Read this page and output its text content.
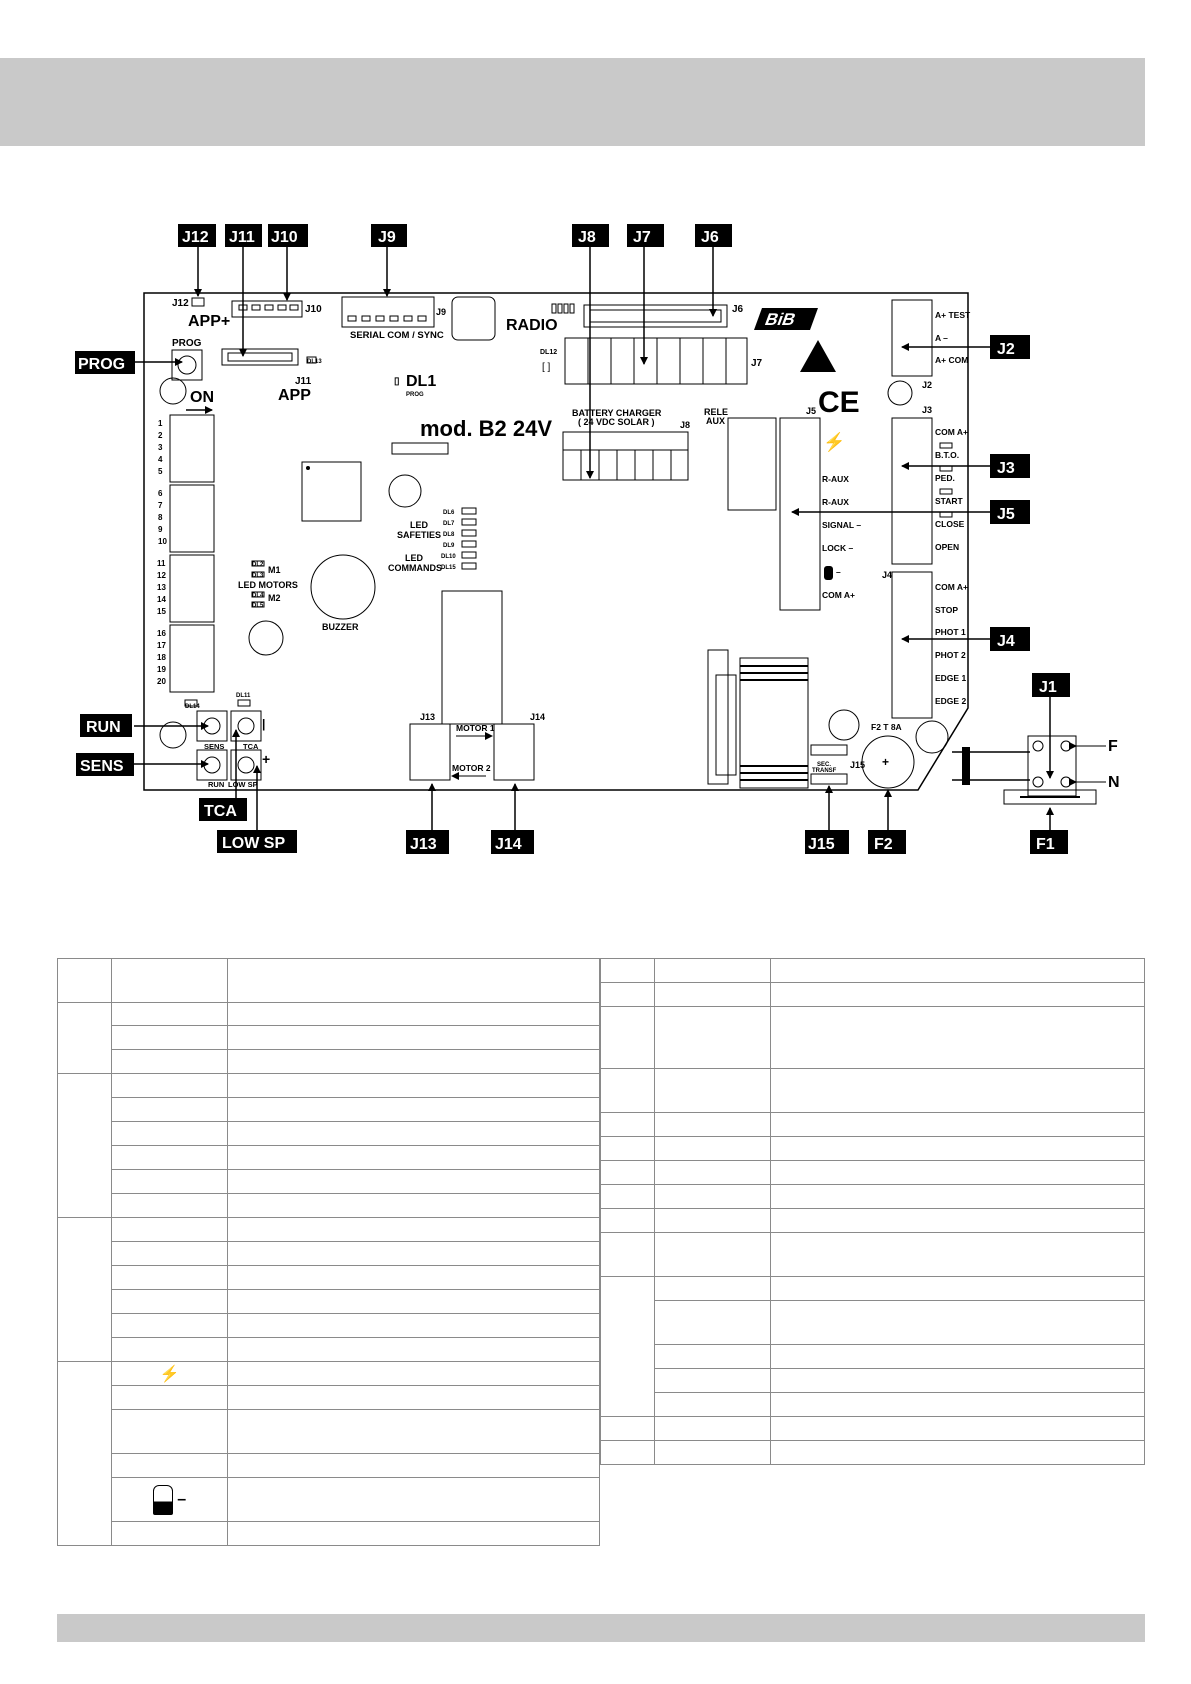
J12
APP+
J10	J9
SERIAL COM / SYNC
RADIO
J6
DL12
[ ]	J7
BiB
CE
PROG
J11
APP
DL13
▯ DL1
PROG
ON
mod. B2 24V
1
2
3
4
5
6
7
8
9
10
11
12
13
14
15
16
17
18
19
20
BUZZER
DL2
DL3
DL4
DL5
M1
LED MOTORS
M2
DL6
DL7
DL8
DL9
DL10
DL15
LED
SAFETIES
LED
COMMANDS
BATTERY CHARGER
( 24 VDC SOLAR )	J8
RELE
AUX
J5
⚡
R-AUX
R-AUX
SIGNAL –
LOCK –
–
COM A+
A+ TEST
A –
A+ COM
J2
J3
COM A+
B.T.O.
PED.
START
CLOSE
OPEN
J4
COM A+
STOP
PHOT 1
PHOT 2
EDGE 1
EDGE 2
F2 T 8A
+
SEC.
TRANSF
J15
F
N
DL14
DL11
SENS TCA
RUN LOW SP
|
+
J13	J14
MOTOR 1
MOTOR 2
J12 J11 J10	J9	J8 J7	J6
J2
J3
J5
J4
J1
PROG
RUN
SENS
TCA
LOW SP	J13	J14	J15 F2	F1

	⚡	

	–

########################################

Aim of the task
The records above are to be quoted exactly, with all pictures left out.

Completed task
Read this page and output its text content.
J12
APP+
J10	J9
SERIAL COM / SYNC
RADIO
J6
DL12
[ ]	J7
BiB
CE
PROG
J11
APP
DL13
▯ DL1
PROG
ON
mod. B2 24V
1
2
3
4
5
6
7
8
9
10
11
12
13
14
15
16
17
18
19
20
BUZZER
DL2
DL3
DL4
DL5
M1
LED MOTORS
M2
DL6
DL7
DL8
DL9
DL10
DL15
LED
SAFETIES
LED
COMMANDS
BATTERY CHARGER
( 24 VDC SOLAR )	J8
RELE
AUX
J5
⚡
R-AUX
R-AUX
SIGNAL –
LOCK –
–
COM A+
A+ TEST
A –
A+ COM
J2
J3
COM A+
B.T.O.
PED.
START
CLOSE
OPEN
J4
COM A+
STOP
PHOT 1
PHOT 2
EDGE 1
EDGE 2
F2 T 8A
+
SEC.
TRANSF
J15
F
N
DL14
DL11
SENS TCA
RUN LOW SP
|
+
J13	J14
MOTOR 1
MOTOR 2
J12 J11 J10	J9	J8 J7	J6
J2
J3
J5
J4
J1
PROG
RUN
SENS
TCA
LOW SP	J13	J14	J15 F2	F1

	⚡	

	–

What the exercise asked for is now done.